**Set task:** Skip the pictures and quote all of the lines exactly.

[Data items]
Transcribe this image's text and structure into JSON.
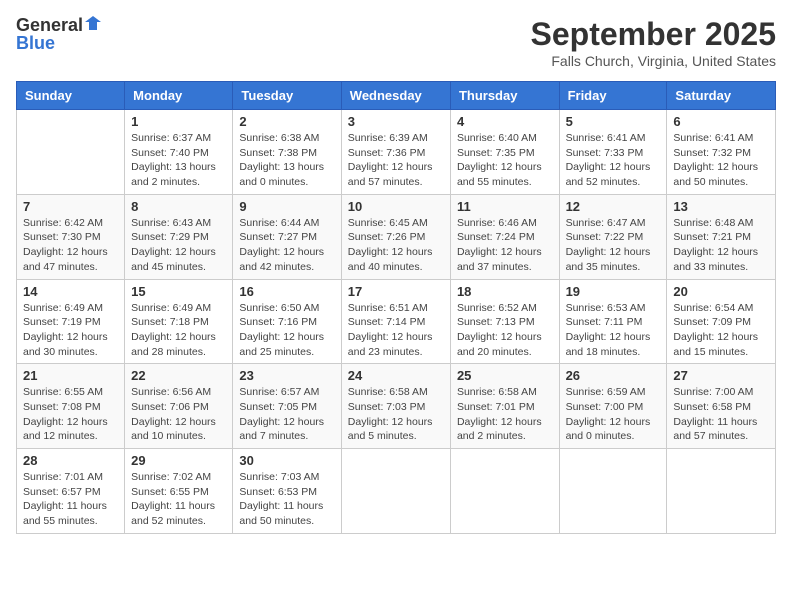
{
  "logo": {
    "general": "General",
    "blue": "Blue"
  },
  "title": "September 2025",
  "location": "Falls Church, Virginia, United States",
  "weekdays": [
    "Sunday",
    "Monday",
    "Tuesday",
    "Wednesday",
    "Thursday",
    "Friday",
    "Saturday"
  ],
  "weeks": [
    [
      {
        "day": "",
        "sunrise": "",
        "sunset": "",
        "daylight": ""
      },
      {
        "day": "1",
        "sunrise": "Sunrise: 6:37 AM",
        "sunset": "Sunset: 7:40 PM",
        "daylight": "Daylight: 13 hours and 2 minutes."
      },
      {
        "day": "2",
        "sunrise": "Sunrise: 6:38 AM",
        "sunset": "Sunset: 7:38 PM",
        "daylight": "Daylight: 13 hours and 0 minutes."
      },
      {
        "day": "3",
        "sunrise": "Sunrise: 6:39 AM",
        "sunset": "Sunset: 7:36 PM",
        "daylight": "Daylight: 12 hours and 57 minutes."
      },
      {
        "day": "4",
        "sunrise": "Sunrise: 6:40 AM",
        "sunset": "Sunset: 7:35 PM",
        "daylight": "Daylight: 12 hours and 55 minutes."
      },
      {
        "day": "5",
        "sunrise": "Sunrise: 6:41 AM",
        "sunset": "Sunset: 7:33 PM",
        "daylight": "Daylight: 12 hours and 52 minutes."
      },
      {
        "day": "6",
        "sunrise": "Sunrise: 6:41 AM",
        "sunset": "Sunset: 7:32 PM",
        "daylight": "Daylight: 12 hours and 50 minutes."
      }
    ],
    [
      {
        "day": "7",
        "sunrise": "Sunrise: 6:42 AM",
        "sunset": "Sunset: 7:30 PM",
        "daylight": "Daylight: 12 hours and 47 minutes."
      },
      {
        "day": "8",
        "sunrise": "Sunrise: 6:43 AM",
        "sunset": "Sunset: 7:29 PM",
        "daylight": "Daylight: 12 hours and 45 minutes."
      },
      {
        "day": "9",
        "sunrise": "Sunrise: 6:44 AM",
        "sunset": "Sunset: 7:27 PM",
        "daylight": "Daylight: 12 hours and 42 minutes."
      },
      {
        "day": "10",
        "sunrise": "Sunrise: 6:45 AM",
        "sunset": "Sunset: 7:26 PM",
        "daylight": "Daylight: 12 hours and 40 minutes."
      },
      {
        "day": "11",
        "sunrise": "Sunrise: 6:46 AM",
        "sunset": "Sunset: 7:24 PM",
        "daylight": "Daylight: 12 hours and 37 minutes."
      },
      {
        "day": "12",
        "sunrise": "Sunrise: 6:47 AM",
        "sunset": "Sunset: 7:22 PM",
        "daylight": "Daylight: 12 hours and 35 minutes."
      },
      {
        "day": "13",
        "sunrise": "Sunrise: 6:48 AM",
        "sunset": "Sunset: 7:21 PM",
        "daylight": "Daylight: 12 hours and 33 minutes."
      }
    ],
    [
      {
        "day": "14",
        "sunrise": "Sunrise: 6:49 AM",
        "sunset": "Sunset: 7:19 PM",
        "daylight": "Daylight: 12 hours and 30 minutes."
      },
      {
        "day": "15",
        "sunrise": "Sunrise: 6:49 AM",
        "sunset": "Sunset: 7:18 PM",
        "daylight": "Daylight: 12 hours and 28 minutes."
      },
      {
        "day": "16",
        "sunrise": "Sunrise: 6:50 AM",
        "sunset": "Sunset: 7:16 PM",
        "daylight": "Daylight: 12 hours and 25 minutes."
      },
      {
        "day": "17",
        "sunrise": "Sunrise: 6:51 AM",
        "sunset": "Sunset: 7:14 PM",
        "daylight": "Daylight: 12 hours and 23 minutes."
      },
      {
        "day": "18",
        "sunrise": "Sunrise: 6:52 AM",
        "sunset": "Sunset: 7:13 PM",
        "daylight": "Daylight: 12 hours and 20 minutes."
      },
      {
        "day": "19",
        "sunrise": "Sunrise: 6:53 AM",
        "sunset": "Sunset: 7:11 PM",
        "daylight": "Daylight: 12 hours and 18 minutes."
      },
      {
        "day": "20",
        "sunrise": "Sunrise: 6:54 AM",
        "sunset": "Sunset: 7:09 PM",
        "daylight": "Daylight: 12 hours and 15 minutes."
      }
    ],
    [
      {
        "day": "21",
        "sunrise": "Sunrise: 6:55 AM",
        "sunset": "Sunset: 7:08 PM",
        "daylight": "Daylight: 12 hours and 12 minutes."
      },
      {
        "day": "22",
        "sunrise": "Sunrise: 6:56 AM",
        "sunset": "Sunset: 7:06 PM",
        "daylight": "Daylight: 12 hours and 10 minutes."
      },
      {
        "day": "23",
        "sunrise": "Sunrise: 6:57 AM",
        "sunset": "Sunset: 7:05 PM",
        "daylight": "Daylight: 12 hours and 7 minutes."
      },
      {
        "day": "24",
        "sunrise": "Sunrise: 6:58 AM",
        "sunset": "Sunset: 7:03 PM",
        "daylight": "Daylight: 12 hours and 5 minutes."
      },
      {
        "day": "25",
        "sunrise": "Sunrise: 6:58 AM",
        "sunset": "Sunset: 7:01 PM",
        "daylight": "Daylight: 12 hours and 2 minutes."
      },
      {
        "day": "26",
        "sunrise": "Sunrise: 6:59 AM",
        "sunset": "Sunset: 7:00 PM",
        "daylight": "Daylight: 12 hours and 0 minutes."
      },
      {
        "day": "27",
        "sunrise": "Sunrise: 7:00 AM",
        "sunset": "Sunset: 6:58 PM",
        "daylight": "Daylight: 11 hours and 57 minutes."
      }
    ],
    [
      {
        "day": "28",
        "sunrise": "Sunrise: 7:01 AM",
        "sunset": "Sunset: 6:57 PM",
        "daylight": "Daylight: 11 hours and 55 minutes."
      },
      {
        "day": "29",
        "sunrise": "Sunrise: 7:02 AM",
        "sunset": "Sunset: 6:55 PM",
        "daylight": "Daylight: 11 hours and 52 minutes."
      },
      {
        "day": "30",
        "sunrise": "Sunrise: 7:03 AM",
        "sunset": "Sunset: 6:53 PM",
        "daylight": "Daylight: 11 hours and 50 minutes."
      },
      {
        "day": "",
        "sunrise": "",
        "sunset": "",
        "daylight": ""
      },
      {
        "day": "",
        "sunrise": "",
        "sunset": "",
        "daylight": ""
      },
      {
        "day": "",
        "sunrise": "",
        "sunset": "",
        "daylight": ""
      },
      {
        "day": "",
        "sunrise": "",
        "sunset": "",
        "daylight": ""
      }
    ]
  ]
}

**Result for this exercise:**
Transcribe this image's text and structure into JSON.
{
  "logo": {
    "general": "General",
    "blue": "Blue"
  },
  "title": "September 2025",
  "location": "Falls Church, Virginia, United States",
  "weekdays": [
    "Sunday",
    "Monday",
    "Tuesday",
    "Wednesday",
    "Thursday",
    "Friday",
    "Saturday"
  ],
  "weeks": [
    [
      {
        "day": "",
        "sunrise": "",
        "sunset": "",
        "daylight": ""
      },
      {
        "day": "1",
        "sunrise": "Sunrise: 6:37 AM",
        "sunset": "Sunset: 7:40 PM",
        "daylight": "Daylight: 13 hours and 2 minutes."
      },
      {
        "day": "2",
        "sunrise": "Sunrise: 6:38 AM",
        "sunset": "Sunset: 7:38 PM",
        "daylight": "Daylight: 13 hours and 0 minutes."
      },
      {
        "day": "3",
        "sunrise": "Sunrise: 6:39 AM",
        "sunset": "Sunset: 7:36 PM",
        "daylight": "Daylight: 12 hours and 57 minutes."
      },
      {
        "day": "4",
        "sunrise": "Sunrise: 6:40 AM",
        "sunset": "Sunset: 7:35 PM",
        "daylight": "Daylight: 12 hours and 55 minutes."
      },
      {
        "day": "5",
        "sunrise": "Sunrise: 6:41 AM",
        "sunset": "Sunset: 7:33 PM",
        "daylight": "Daylight: 12 hours and 52 minutes."
      },
      {
        "day": "6",
        "sunrise": "Sunrise: 6:41 AM",
        "sunset": "Sunset: 7:32 PM",
        "daylight": "Daylight: 12 hours and 50 minutes."
      }
    ],
    [
      {
        "day": "7",
        "sunrise": "Sunrise: 6:42 AM",
        "sunset": "Sunset: 7:30 PM",
        "daylight": "Daylight: 12 hours and 47 minutes."
      },
      {
        "day": "8",
        "sunrise": "Sunrise: 6:43 AM",
        "sunset": "Sunset: 7:29 PM",
        "daylight": "Daylight: 12 hours and 45 minutes."
      },
      {
        "day": "9",
        "sunrise": "Sunrise: 6:44 AM",
        "sunset": "Sunset: 7:27 PM",
        "daylight": "Daylight: 12 hours and 42 minutes."
      },
      {
        "day": "10",
        "sunrise": "Sunrise: 6:45 AM",
        "sunset": "Sunset: 7:26 PM",
        "daylight": "Daylight: 12 hours and 40 minutes."
      },
      {
        "day": "11",
        "sunrise": "Sunrise: 6:46 AM",
        "sunset": "Sunset: 7:24 PM",
        "daylight": "Daylight: 12 hours and 37 minutes."
      },
      {
        "day": "12",
        "sunrise": "Sunrise: 6:47 AM",
        "sunset": "Sunset: 7:22 PM",
        "daylight": "Daylight: 12 hours and 35 minutes."
      },
      {
        "day": "13",
        "sunrise": "Sunrise: 6:48 AM",
        "sunset": "Sunset: 7:21 PM",
        "daylight": "Daylight: 12 hours and 33 minutes."
      }
    ],
    [
      {
        "day": "14",
        "sunrise": "Sunrise: 6:49 AM",
        "sunset": "Sunset: 7:19 PM",
        "daylight": "Daylight: 12 hours and 30 minutes."
      },
      {
        "day": "15",
        "sunrise": "Sunrise: 6:49 AM",
        "sunset": "Sunset: 7:18 PM",
        "daylight": "Daylight: 12 hours and 28 minutes."
      },
      {
        "day": "16",
        "sunrise": "Sunrise: 6:50 AM",
        "sunset": "Sunset: 7:16 PM",
        "daylight": "Daylight: 12 hours and 25 minutes."
      },
      {
        "day": "17",
        "sunrise": "Sunrise: 6:51 AM",
        "sunset": "Sunset: 7:14 PM",
        "daylight": "Daylight: 12 hours and 23 minutes."
      },
      {
        "day": "18",
        "sunrise": "Sunrise: 6:52 AM",
        "sunset": "Sunset: 7:13 PM",
        "daylight": "Daylight: 12 hours and 20 minutes."
      },
      {
        "day": "19",
        "sunrise": "Sunrise: 6:53 AM",
        "sunset": "Sunset: 7:11 PM",
        "daylight": "Daylight: 12 hours and 18 minutes."
      },
      {
        "day": "20",
        "sunrise": "Sunrise: 6:54 AM",
        "sunset": "Sunset: 7:09 PM",
        "daylight": "Daylight: 12 hours and 15 minutes."
      }
    ],
    [
      {
        "day": "21",
        "sunrise": "Sunrise: 6:55 AM",
        "sunset": "Sunset: 7:08 PM",
        "daylight": "Daylight: 12 hours and 12 minutes."
      },
      {
        "day": "22",
        "sunrise": "Sunrise: 6:56 AM",
        "sunset": "Sunset: 7:06 PM",
        "daylight": "Daylight: 12 hours and 10 minutes."
      },
      {
        "day": "23",
        "sunrise": "Sunrise: 6:57 AM",
        "sunset": "Sunset: 7:05 PM",
        "daylight": "Daylight: 12 hours and 7 minutes."
      },
      {
        "day": "24",
        "sunrise": "Sunrise: 6:58 AM",
        "sunset": "Sunset: 7:03 PM",
        "daylight": "Daylight: 12 hours and 5 minutes."
      },
      {
        "day": "25",
        "sunrise": "Sunrise: 6:58 AM",
        "sunset": "Sunset: 7:01 PM",
        "daylight": "Daylight: 12 hours and 2 minutes."
      },
      {
        "day": "26",
        "sunrise": "Sunrise: 6:59 AM",
        "sunset": "Sunset: 7:00 PM",
        "daylight": "Daylight: 12 hours and 0 minutes."
      },
      {
        "day": "27",
        "sunrise": "Sunrise: 7:00 AM",
        "sunset": "Sunset: 6:58 PM",
        "daylight": "Daylight: 11 hours and 57 minutes."
      }
    ],
    [
      {
        "day": "28",
        "sunrise": "Sunrise: 7:01 AM",
        "sunset": "Sunset: 6:57 PM",
        "daylight": "Daylight: 11 hours and 55 minutes."
      },
      {
        "day": "29",
        "sunrise": "Sunrise: 7:02 AM",
        "sunset": "Sunset: 6:55 PM",
        "daylight": "Daylight: 11 hours and 52 minutes."
      },
      {
        "day": "30",
        "sunrise": "Sunrise: 7:03 AM",
        "sunset": "Sunset: 6:53 PM",
        "daylight": "Daylight: 11 hours and 50 minutes."
      },
      {
        "day": "",
        "sunrise": "",
        "sunset": "",
        "daylight": ""
      },
      {
        "day": "",
        "sunrise": "",
        "sunset": "",
        "daylight": ""
      },
      {
        "day": "",
        "sunrise": "",
        "sunset": "",
        "daylight": ""
      },
      {
        "day": "",
        "sunrise": "",
        "sunset": "",
        "daylight": ""
      }
    ]
  ]
}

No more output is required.